WHAT THE TASK REQUIRES: Copy out the lines that include the word "Transfer".

LISTED RECORDS:
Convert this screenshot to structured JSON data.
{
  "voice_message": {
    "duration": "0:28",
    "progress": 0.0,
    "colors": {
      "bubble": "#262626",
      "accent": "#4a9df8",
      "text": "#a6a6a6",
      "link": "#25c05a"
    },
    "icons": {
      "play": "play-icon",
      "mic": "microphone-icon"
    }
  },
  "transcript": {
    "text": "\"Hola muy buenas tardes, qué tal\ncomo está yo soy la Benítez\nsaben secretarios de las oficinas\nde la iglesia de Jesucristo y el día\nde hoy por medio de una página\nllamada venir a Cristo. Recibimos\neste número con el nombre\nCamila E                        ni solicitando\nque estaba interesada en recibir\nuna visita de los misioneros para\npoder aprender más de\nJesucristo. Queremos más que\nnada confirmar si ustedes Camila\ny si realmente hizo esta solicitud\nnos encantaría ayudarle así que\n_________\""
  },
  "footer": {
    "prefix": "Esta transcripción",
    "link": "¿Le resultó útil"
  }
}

...

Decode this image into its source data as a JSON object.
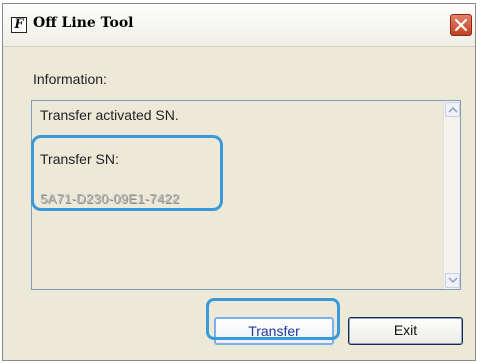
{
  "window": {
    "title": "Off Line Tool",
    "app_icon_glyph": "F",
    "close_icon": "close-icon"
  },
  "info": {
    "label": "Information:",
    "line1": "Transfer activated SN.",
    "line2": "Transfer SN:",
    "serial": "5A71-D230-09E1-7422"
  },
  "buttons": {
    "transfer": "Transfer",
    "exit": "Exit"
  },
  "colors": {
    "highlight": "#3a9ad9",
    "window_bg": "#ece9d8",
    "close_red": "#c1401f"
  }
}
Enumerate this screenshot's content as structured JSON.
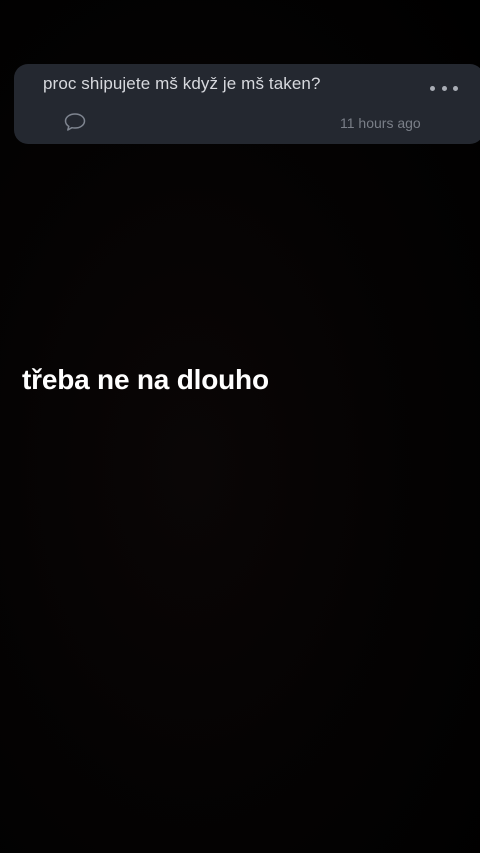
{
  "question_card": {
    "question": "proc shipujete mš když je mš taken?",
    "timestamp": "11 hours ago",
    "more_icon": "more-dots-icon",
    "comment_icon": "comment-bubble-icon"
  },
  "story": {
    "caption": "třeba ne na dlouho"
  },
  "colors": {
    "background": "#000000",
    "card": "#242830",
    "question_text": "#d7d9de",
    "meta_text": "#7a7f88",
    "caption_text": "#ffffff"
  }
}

OUTPUT BELOW:
    "line1": "Transfer activated SN.",
    "line2": "Transfer SN:",
    "transfer": "Transfer",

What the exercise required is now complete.